Requirements -> Below is some material; transcribe all of it exactly.
**** Data supplied ****
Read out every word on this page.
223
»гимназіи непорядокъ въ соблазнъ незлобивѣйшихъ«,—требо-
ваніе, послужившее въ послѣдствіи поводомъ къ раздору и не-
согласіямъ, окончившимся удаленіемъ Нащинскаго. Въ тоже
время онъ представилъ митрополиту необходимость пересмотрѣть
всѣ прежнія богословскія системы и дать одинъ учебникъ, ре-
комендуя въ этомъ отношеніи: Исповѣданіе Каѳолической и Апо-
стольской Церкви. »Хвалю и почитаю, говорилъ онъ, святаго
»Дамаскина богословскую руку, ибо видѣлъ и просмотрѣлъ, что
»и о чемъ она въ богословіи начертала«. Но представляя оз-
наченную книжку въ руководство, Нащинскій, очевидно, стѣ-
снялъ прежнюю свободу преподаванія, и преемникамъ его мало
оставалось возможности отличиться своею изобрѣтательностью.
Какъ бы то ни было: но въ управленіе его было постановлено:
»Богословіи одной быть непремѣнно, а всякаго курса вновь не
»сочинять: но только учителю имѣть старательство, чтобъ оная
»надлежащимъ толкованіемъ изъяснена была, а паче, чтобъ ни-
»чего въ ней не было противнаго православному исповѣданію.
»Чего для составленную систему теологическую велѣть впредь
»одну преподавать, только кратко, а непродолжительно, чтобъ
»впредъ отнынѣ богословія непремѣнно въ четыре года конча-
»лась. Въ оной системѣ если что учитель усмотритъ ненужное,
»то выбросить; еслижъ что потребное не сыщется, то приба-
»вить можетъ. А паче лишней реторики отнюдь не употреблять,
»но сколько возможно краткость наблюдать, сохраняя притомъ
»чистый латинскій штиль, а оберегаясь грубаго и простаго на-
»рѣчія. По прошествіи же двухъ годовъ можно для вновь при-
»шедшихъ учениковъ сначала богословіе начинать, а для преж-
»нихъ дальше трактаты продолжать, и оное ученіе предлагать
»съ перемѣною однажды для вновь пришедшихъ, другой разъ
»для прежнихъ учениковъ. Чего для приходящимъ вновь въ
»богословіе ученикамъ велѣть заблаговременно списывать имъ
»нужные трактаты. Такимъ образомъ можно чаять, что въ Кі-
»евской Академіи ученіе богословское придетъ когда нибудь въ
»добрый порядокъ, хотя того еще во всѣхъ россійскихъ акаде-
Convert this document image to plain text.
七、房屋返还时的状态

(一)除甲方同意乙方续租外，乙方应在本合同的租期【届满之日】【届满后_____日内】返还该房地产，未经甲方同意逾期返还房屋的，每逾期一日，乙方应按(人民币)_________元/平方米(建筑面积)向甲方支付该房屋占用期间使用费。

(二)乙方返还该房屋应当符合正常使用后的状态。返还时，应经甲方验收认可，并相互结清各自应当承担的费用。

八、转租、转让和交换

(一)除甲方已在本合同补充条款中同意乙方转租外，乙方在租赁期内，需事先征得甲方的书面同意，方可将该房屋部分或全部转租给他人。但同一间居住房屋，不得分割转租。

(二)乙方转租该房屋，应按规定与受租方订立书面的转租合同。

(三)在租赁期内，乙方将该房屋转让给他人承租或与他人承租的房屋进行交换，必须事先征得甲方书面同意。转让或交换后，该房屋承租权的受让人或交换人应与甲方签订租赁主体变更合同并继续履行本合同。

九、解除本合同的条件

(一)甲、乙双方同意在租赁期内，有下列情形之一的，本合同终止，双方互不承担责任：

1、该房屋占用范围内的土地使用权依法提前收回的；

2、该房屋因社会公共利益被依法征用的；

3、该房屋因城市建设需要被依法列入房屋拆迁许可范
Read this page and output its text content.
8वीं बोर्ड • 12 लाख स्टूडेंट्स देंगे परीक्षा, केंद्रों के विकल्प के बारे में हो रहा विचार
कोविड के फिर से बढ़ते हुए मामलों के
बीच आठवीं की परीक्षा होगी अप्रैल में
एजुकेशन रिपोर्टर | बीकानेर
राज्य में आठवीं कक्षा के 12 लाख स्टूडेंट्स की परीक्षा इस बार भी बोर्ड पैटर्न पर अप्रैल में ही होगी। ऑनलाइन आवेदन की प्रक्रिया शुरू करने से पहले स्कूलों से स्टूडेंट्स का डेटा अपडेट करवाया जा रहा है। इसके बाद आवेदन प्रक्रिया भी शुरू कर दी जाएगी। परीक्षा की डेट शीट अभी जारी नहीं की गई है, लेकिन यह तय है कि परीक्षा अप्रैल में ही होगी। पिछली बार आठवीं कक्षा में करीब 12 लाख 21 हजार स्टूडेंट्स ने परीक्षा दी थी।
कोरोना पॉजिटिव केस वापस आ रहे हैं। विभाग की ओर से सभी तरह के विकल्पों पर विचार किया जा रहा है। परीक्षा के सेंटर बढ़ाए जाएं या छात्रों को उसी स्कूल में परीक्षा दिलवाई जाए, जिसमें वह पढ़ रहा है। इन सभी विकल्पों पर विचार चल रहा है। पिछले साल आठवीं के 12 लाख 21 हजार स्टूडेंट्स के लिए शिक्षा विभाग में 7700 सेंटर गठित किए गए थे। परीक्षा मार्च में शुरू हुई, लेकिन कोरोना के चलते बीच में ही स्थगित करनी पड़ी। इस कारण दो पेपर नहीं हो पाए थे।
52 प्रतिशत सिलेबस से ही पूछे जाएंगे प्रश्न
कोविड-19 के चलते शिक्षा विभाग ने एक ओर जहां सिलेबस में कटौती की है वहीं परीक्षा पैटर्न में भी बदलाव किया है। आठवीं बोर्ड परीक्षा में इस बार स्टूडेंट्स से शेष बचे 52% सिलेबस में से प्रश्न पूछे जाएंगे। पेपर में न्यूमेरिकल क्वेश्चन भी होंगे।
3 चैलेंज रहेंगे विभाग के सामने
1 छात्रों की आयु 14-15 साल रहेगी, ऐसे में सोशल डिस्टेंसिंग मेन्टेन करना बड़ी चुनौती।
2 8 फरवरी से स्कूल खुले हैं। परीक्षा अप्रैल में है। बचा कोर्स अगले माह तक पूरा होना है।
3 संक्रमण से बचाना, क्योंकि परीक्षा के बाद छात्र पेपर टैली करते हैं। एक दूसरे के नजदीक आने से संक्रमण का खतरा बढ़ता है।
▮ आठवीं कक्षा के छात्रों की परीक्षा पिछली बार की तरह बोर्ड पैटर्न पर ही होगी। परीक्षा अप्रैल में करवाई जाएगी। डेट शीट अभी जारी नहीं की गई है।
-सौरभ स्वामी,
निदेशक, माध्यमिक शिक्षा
****
Answer to the problem ->
Read out every word on this page.
223
»гимназіи непорядокъ въ соблазнъ незлобивѣйшихъ«,—требо-
ваніе, послужившее въ послѣдствіи поводомъ къ раздору и не-
согласіямъ, окончившимся удаленіемъ Нащинскаго. Въ тоже
время онъ представилъ митрополиту необходимость пересмотрѣть
всѣ прежнія богословскія системы и дать одинъ учебникъ, ре-
комендуя въ этомъ отношеніи: Исповѣданіе Каѳолической и Апо-
стольской Церкви. »Хвалю и почитаю, говорилъ онъ, святаго
»Дамаскина богословскую руку, ибо видѣлъ и просмотрѣлъ, что
»и о чемъ она въ богословіи начертала«. Но представляя оз-
наченную книжку въ руководство, Нащинскій, очевидно, стѣ-
снялъ прежнюю свободу преподаванія, и преемникамъ его мало
оставалось возможности отличиться своею изобрѣтательностью.
Какъ бы то ни было: но въ управленіе его было постановлено:
»Богословіи одной быть непремѣнно, а всякаго курса вновь не
»сочинять: но только учителю имѣть старательство, чтобъ оная
»надлежащимъ толкованіемъ изъяснена была, а паче, чтобъ ни-
»чего въ ней не было противнаго православному исповѣданію.
»Чего для составленную систему теологическую велѣть впредь
»одну преподавать, только кратко, а непродолжительно, чтобъ
»впредъ отнынѣ богословія непремѣнно въ четыре года конча-
»лась. Въ оной системѣ если что учитель усмотритъ ненужное,
»то выбросить; еслижъ что потребное не сыщется, то приба-
»вить можетъ. А паче лишней реторики отнюдь не употреблять,
»но сколько возможно краткость наблюдать, сохраняя притомъ
»чистый латинскій штиль, а оберегаясь грубаго и простаго на-
»рѣчія. По прошествіи же двухъ годовъ можно для вновь при-
»шедшихъ учениковъ сначала богословіе начинать, а для преж-
»нихъ дальше трактаты продолжать, и оное ученіе предлагать
»съ перемѣною однажды для вновь пришедшихъ, другой разъ
»для прежнихъ учениковъ. Чего для приходящимъ вновь въ
»богословіе ученикамъ велѣть заблаговременно списывать имъ
»нужные трактаты. Такимъ образомъ можно чаять, что въ Кі-
»евской Академіи ученіе богословское придетъ когда нибудь въ
»добрый порядокъ, хотя того еще во всѣхъ россійскихъ акаде-
Convert this document image to plain text.
七、房屋返还时的状态

(一)除甲方同意乙方续租外，乙方应在本合同的租期【届满之日】【届满后_____日内】返还该房地产，未经甲方同意逾期返还房屋的，每逾期一日，乙方应按(人民币)_________元/平方米(建筑面积)向甲方支付该房屋占用期间使用费。

(二)乙方返还该房屋应当符合正常使用后的状态。返还时，应经甲方验收认可，并相互结清各自应当承担的费用。

八、转租、转让和交换

(一)除甲方已在本合同补充条款中同意乙方转租外，乙方在租赁期内，需事先征得甲方的书面同意，方可将该房屋部分或全部转租给他人。但同一间居住房屋，不得分割转租。

(二)乙方转租该房屋，应按规定与受租方订立书面的转租合同。

(三)在租赁期内，乙方将该房屋转让给他人承租或与他人承租的房屋进行交换，必须事先征得甲方书面同意。转让或交换后，该房屋承租权的受让人或交换人应与甲方签订租赁主体变更合同并继续履行本合同。

九、解除本合同的条件

(一)甲、乙双方同意在租赁期内，有下列情形之一的，本合同终止，双方互不承担责任：

1、该房屋占用范围内的土地使用权依法提前收回的；

2、该房屋因社会公共利益被依法征用的；

3、该房屋因城市建设需要被依法列入房屋拆迁许可范
Read this page and output its text content.
8वीं बोर्ड • 12 लाख स्टूडेंट्स देंगे परीक्षा, केंद्रों के विकल्प के बारे में हो रहा विचार
कोविड के फिर से बढ़ते हुए मामलों के
बीच आठवीं की परीक्षा होगी अप्रैल में
एजुकेशन रिपोर्टर | बीकानेर
राज्य में आठवीं कक्षा के 12 लाख स्टूडेंट्स की परीक्षा इस बार भी बोर्ड पैटर्न पर अप्रैल में ही होगी। ऑनलाइन आवेदन की प्रक्रिया शुरू करने से पहले स्कूलों से स्टूडेंट्स का डेटा अपडेट करवाया जा रहा है। इसके बाद आवेदन प्रक्रिया भी शुरू कर दी जाएगी। परीक्षा की डेट शीट अभी जारी नहीं की गई है, लेकिन यह तय है कि परीक्षा अप्रैल में ही होगी। पिछली बार आठवीं कक्षा में करीब 12 लाख 21 हजार स्टूडेंट्स ने परीक्षा दी थी।
कोरोना पॉजिटिव केस वापस आ रहे हैं। विभाग की ओर से सभी तरह के विकल्पों पर विचार किया जा रहा है। परीक्षा के सेंटर बढ़ाए जाएं या छात्रों को उसी स्कूल में परीक्षा दिलवाई जाए, जिसमें वह पढ़ रहा है। इन सभी विकल्पों पर विचार चल रहा है। पिछले साल आठवीं के 12 लाख 21 हजार स्टूडेंट्स के लिए शिक्षा विभाग में 7700 सेंटर गठित किए गए थे। परीक्षा मार्च में शुरू हुई, लेकिन कोरोना के चलते बीच में ही स्थगित करनी पड़ी। इस कारण दो पेपर नहीं हो पाए थे।
52 प्रतिशत सिलेबस से ही पूछे जाएंगे प्रश्न
कोविड-19 के चलते शिक्षा विभाग ने एक ओर जहां सिलेबस में कटौती की है वहीं परीक्षा पैटर्न में भी बदलाव किया है। आठवीं बोर्ड परीक्षा में इस बार स्टूडेंट्स से शेष बचे 52% सिलेबस में से प्रश्न पूछे जाएंगे। पेपर में न्यूमेरिकल क्वेश्चन भी होंगे।
3 चैलेंज रहेंगे विभाग के सामने
1 छात्रों की आयु 14-15 साल रहेगी, ऐसे में सोशल डिस्टेंसिंग मेन्टेन करना बड़ी चुनौती।
2 8 फरवरी से स्कूल खुले हैं। परीक्षा अप्रैल में है। बचा कोर्स अगले माह तक पूरा होना है।
3 संक्रमण से बचाना, क्योंकि परीक्षा के बाद छात्र पेपर टैली करते हैं। एक दूसरे के नजदीक आने से संक्रमण का खतरा बढ़ता है।
▮ आठवीं कक्षा के छात्रों की परीक्षा पिछली बार की तरह बोर्ड पैटर्न पर ही होगी। परीक्षा अप्रैल में करवाई जाएगी। डेट शीट अभी जारी नहीं की गई है।
-सौरभ स्वामी,
निदेशक, माध्यमिक शिक्षा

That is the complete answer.